**DATA SHOWN**.
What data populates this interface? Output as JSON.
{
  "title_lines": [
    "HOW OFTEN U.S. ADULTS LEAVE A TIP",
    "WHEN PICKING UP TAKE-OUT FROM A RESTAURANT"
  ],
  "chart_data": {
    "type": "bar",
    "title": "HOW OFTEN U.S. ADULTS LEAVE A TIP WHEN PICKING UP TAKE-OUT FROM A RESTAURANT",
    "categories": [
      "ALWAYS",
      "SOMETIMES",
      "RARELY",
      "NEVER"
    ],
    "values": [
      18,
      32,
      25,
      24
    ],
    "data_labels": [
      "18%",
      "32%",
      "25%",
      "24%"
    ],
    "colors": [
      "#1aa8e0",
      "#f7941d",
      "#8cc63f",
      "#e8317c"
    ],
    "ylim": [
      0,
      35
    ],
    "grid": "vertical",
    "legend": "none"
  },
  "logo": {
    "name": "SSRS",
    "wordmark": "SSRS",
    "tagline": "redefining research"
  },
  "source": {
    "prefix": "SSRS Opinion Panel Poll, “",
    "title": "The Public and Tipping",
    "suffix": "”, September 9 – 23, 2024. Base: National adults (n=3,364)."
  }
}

**CHALLENGE**.
Reproduce the records word for word.

**IN RESPONSE**.
What data populates this interface? Output as JSON.
{
  "title_lines": [
    "HOW OFTEN U.S. ADULTS LEAVE A TIP",
    "WHEN PICKING UP TAKE-OUT FROM A RESTAURANT"
  ],
  "chart_data": {
    "type": "bar",
    "title": "HOW OFTEN U.S. ADULTS LEAVE A TIP WHEN PICKING UP TAKE-OUT FROM A RESTAURANT",
    "categories": [
      "ALWAYS",
      "SOMETIMES",
      "RARELY",
      "NEVER"
    ],
    "values": [
      18,
      32,
      25,
      24
    ],
    "data_labels": [
      "18%",
      "32%",
      "25%",
      "24%"
    ],
    "colors": [
      "#1aa8e0",
      "#f7941d",
      "#8cc63f",
      "#e8317c"
    ],
    "ylim": [
      0,
      35
    ],
    "grid": "vertical",
    "legend": "none"
  },
  "logo": {
    "name": "SSRS",
    "wordmark": "SSRS",
    "tagline": "redefining research"
  },
  "source": {
    "prefix": "SSRS Opinion Panel Poll, “",
    "title": "The Public and Tipping",
    "suffix": "”, September 9 – 23, 2024. Base: National adults (n=3,364)."
  }
}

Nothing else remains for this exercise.